Job: Keep only the lines of the listing that include the word "Christianity", and copy them.
■ ■ ■ ■ ■
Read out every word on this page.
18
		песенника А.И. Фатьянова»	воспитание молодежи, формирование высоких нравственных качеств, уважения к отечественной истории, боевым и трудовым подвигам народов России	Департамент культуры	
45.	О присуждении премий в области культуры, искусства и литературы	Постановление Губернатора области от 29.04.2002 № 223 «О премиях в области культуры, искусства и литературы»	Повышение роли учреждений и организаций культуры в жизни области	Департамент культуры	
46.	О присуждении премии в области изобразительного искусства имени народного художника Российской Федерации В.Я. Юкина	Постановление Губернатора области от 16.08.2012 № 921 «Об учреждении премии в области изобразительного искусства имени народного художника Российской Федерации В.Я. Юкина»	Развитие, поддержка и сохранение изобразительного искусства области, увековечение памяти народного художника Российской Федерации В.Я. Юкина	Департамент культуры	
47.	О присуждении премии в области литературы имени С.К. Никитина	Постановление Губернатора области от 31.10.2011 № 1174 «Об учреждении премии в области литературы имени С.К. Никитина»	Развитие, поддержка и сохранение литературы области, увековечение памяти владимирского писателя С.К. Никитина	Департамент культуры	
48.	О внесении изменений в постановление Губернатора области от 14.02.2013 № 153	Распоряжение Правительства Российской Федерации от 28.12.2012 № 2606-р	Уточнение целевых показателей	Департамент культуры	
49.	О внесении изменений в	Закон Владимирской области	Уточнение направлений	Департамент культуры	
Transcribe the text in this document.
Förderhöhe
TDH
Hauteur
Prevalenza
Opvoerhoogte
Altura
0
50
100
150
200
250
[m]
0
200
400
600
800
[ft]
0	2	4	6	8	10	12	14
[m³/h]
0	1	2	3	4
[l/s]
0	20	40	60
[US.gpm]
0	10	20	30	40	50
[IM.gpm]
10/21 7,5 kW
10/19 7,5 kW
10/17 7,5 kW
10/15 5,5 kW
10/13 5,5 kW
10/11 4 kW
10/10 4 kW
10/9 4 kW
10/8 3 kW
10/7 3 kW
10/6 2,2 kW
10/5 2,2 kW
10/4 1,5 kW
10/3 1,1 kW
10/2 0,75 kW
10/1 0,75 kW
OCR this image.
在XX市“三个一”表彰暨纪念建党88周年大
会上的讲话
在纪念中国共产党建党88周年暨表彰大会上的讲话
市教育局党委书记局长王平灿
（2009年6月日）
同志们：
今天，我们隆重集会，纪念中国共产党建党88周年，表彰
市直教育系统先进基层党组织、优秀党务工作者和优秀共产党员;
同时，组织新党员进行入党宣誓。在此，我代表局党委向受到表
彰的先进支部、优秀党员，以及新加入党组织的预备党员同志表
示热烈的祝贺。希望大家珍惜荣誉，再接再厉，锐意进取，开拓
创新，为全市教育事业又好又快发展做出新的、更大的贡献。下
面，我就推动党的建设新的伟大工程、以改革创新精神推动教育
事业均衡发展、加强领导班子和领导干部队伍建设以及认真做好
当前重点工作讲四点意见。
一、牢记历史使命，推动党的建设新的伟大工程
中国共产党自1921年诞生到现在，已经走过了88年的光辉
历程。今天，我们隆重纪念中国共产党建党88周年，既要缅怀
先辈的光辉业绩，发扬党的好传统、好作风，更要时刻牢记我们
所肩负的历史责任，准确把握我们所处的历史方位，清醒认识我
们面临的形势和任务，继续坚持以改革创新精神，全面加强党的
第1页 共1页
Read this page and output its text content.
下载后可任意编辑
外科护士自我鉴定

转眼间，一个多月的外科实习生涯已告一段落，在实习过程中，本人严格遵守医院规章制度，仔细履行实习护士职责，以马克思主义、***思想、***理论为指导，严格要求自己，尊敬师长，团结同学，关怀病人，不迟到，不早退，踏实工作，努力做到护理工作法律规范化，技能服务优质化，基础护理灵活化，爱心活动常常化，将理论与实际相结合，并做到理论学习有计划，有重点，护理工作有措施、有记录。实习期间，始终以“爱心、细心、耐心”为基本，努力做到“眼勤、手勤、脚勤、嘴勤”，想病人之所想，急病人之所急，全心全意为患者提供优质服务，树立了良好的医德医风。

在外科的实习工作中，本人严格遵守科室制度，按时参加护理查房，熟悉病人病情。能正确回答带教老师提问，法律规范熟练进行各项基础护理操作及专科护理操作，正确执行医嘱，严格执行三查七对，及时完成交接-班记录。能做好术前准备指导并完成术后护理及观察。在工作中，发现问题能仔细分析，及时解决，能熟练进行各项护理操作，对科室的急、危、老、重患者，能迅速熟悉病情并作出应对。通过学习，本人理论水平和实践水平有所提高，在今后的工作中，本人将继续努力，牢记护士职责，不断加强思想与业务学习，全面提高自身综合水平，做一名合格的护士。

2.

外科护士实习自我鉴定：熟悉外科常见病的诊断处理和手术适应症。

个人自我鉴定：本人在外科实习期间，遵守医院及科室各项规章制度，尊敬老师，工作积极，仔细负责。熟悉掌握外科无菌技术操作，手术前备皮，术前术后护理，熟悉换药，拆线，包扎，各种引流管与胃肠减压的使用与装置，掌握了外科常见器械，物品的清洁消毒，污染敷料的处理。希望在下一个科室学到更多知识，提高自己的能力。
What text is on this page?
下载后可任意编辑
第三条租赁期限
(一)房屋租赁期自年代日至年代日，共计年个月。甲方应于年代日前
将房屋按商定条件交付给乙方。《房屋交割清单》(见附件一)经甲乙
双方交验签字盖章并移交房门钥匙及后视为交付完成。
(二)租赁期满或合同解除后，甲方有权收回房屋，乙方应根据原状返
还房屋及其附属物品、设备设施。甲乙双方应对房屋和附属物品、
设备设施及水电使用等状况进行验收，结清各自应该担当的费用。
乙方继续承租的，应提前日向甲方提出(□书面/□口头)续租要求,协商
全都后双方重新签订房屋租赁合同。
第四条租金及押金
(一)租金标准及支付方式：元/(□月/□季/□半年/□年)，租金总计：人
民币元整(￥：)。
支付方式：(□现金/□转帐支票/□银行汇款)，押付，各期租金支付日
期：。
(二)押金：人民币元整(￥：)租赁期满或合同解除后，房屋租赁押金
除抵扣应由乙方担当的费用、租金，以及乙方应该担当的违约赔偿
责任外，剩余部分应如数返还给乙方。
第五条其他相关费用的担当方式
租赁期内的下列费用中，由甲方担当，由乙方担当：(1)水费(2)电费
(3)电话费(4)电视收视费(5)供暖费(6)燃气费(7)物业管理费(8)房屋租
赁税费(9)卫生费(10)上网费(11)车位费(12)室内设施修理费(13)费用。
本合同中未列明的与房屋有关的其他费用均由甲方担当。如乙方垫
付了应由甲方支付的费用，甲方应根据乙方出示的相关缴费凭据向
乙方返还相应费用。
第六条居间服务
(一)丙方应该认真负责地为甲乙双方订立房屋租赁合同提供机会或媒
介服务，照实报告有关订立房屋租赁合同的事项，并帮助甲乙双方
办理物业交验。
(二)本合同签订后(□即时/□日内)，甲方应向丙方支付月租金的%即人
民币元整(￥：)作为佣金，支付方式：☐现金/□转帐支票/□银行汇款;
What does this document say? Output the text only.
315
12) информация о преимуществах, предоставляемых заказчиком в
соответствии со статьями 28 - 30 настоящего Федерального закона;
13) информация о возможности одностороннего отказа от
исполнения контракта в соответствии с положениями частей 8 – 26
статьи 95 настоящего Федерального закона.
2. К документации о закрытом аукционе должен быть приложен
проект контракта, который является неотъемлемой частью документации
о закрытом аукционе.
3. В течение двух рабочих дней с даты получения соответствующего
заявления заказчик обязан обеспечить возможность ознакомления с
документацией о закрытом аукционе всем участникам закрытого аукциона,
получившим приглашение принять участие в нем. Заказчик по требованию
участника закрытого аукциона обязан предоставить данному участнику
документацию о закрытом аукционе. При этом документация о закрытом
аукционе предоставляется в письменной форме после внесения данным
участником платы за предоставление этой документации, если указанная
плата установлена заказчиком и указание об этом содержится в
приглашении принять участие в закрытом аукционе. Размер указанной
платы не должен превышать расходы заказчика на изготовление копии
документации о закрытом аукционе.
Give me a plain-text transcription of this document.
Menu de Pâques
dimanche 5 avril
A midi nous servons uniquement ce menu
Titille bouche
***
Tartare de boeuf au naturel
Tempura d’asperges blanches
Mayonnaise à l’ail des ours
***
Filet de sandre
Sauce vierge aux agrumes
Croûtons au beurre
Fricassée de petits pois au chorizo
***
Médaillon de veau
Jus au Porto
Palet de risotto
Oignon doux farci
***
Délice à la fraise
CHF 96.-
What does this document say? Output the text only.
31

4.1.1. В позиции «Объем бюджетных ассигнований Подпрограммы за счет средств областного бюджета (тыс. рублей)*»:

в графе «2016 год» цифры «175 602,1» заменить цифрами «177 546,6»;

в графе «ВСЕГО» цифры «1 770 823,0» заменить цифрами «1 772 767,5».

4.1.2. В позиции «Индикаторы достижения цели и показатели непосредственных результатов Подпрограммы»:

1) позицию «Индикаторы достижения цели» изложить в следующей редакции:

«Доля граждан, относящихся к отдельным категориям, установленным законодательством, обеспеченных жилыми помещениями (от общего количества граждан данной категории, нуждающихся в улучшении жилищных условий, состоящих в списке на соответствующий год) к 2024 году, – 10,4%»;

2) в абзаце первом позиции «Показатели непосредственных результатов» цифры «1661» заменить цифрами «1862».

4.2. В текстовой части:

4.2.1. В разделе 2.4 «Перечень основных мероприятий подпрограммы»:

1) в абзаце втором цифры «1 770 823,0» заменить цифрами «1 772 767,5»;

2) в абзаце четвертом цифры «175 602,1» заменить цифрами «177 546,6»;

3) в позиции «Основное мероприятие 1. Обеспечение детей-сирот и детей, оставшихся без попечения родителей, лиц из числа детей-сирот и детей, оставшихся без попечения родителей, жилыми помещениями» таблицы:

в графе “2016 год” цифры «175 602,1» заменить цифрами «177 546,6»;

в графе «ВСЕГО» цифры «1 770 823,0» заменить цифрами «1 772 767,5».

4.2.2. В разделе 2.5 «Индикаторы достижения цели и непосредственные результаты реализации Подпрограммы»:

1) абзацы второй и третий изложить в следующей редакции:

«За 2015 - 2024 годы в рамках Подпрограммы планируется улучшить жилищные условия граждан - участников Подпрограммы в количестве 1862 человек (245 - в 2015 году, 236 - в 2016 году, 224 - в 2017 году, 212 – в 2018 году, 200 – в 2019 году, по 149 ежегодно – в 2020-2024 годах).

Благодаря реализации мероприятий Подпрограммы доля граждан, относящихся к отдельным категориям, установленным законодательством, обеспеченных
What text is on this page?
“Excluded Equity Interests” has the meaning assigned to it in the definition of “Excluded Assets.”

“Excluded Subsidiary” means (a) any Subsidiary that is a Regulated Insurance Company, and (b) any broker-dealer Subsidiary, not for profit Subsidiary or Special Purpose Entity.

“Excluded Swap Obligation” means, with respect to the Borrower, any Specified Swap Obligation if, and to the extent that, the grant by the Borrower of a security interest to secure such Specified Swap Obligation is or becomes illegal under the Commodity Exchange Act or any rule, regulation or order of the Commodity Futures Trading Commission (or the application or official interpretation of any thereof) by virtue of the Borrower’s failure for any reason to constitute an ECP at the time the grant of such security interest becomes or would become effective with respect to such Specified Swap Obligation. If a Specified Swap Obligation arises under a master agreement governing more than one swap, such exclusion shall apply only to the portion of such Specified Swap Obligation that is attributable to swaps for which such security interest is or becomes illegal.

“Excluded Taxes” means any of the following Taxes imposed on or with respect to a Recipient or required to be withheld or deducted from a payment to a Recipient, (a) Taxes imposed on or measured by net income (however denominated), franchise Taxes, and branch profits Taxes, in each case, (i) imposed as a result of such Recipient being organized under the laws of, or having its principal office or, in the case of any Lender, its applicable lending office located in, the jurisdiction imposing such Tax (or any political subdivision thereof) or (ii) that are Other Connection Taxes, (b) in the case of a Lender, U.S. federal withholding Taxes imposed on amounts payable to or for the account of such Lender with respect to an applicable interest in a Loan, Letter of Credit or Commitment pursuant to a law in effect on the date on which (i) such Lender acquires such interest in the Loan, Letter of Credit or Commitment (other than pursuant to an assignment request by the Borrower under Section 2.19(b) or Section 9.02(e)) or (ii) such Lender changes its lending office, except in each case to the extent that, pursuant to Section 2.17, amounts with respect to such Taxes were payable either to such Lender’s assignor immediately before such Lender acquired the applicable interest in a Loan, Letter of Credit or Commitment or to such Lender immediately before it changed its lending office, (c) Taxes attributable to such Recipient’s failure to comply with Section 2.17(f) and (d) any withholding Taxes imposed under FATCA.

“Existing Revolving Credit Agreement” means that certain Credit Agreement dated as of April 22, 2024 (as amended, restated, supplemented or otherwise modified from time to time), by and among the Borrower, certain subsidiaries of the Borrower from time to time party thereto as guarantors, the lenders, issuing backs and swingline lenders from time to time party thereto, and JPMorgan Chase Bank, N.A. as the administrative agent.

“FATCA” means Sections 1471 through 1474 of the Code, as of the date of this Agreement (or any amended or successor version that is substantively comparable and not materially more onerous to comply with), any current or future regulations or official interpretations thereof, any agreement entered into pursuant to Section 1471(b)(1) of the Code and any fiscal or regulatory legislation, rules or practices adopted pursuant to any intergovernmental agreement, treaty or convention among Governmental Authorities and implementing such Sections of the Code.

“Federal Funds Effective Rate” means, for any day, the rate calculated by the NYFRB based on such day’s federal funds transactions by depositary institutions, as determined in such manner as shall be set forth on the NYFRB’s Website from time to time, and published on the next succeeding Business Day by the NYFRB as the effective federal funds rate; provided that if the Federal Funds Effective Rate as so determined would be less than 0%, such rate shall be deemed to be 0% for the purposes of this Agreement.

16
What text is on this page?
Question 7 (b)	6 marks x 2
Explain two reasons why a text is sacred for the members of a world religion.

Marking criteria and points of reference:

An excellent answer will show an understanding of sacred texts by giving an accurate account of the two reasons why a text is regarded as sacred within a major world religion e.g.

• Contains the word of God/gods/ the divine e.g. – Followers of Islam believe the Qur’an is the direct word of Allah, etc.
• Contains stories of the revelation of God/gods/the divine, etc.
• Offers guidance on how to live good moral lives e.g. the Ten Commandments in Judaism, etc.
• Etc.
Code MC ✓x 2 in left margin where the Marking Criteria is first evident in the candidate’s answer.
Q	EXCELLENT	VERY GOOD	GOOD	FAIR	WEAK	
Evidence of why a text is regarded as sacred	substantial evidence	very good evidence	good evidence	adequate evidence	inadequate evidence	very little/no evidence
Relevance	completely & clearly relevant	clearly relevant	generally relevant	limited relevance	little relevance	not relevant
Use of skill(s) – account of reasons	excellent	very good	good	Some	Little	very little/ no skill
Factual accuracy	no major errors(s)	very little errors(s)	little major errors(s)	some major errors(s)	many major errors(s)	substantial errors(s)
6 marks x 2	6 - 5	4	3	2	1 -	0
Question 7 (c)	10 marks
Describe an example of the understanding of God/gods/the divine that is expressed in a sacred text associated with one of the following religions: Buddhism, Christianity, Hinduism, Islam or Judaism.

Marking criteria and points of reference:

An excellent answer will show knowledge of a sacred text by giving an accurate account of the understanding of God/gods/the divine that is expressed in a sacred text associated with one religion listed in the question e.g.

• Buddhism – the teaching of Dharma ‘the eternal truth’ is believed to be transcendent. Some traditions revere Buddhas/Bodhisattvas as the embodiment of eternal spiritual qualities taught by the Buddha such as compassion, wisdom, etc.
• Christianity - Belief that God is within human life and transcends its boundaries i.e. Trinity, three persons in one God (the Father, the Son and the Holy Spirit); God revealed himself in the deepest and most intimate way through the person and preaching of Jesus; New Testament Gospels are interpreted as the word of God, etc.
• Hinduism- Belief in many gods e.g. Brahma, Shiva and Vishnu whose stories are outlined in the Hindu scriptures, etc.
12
■ ■ ■ ■ ■
Solution below:
Describe an example of the understanding of God/gods/the divine that is expressed in a sacred text associated with one of the following religions: Buddhism, Christianity, Hinduism, Islam or Judaism.
• Christianity - Belief that God is within human life and transcends its boundaries i.e. Trinity, three persons in one God (the Father, the Son and the Holy Spirit); God revealed himself in the deepest and most intimate way through the person and preaching of Jesus; New Testament Gospels are interpreted as the word of God, etc.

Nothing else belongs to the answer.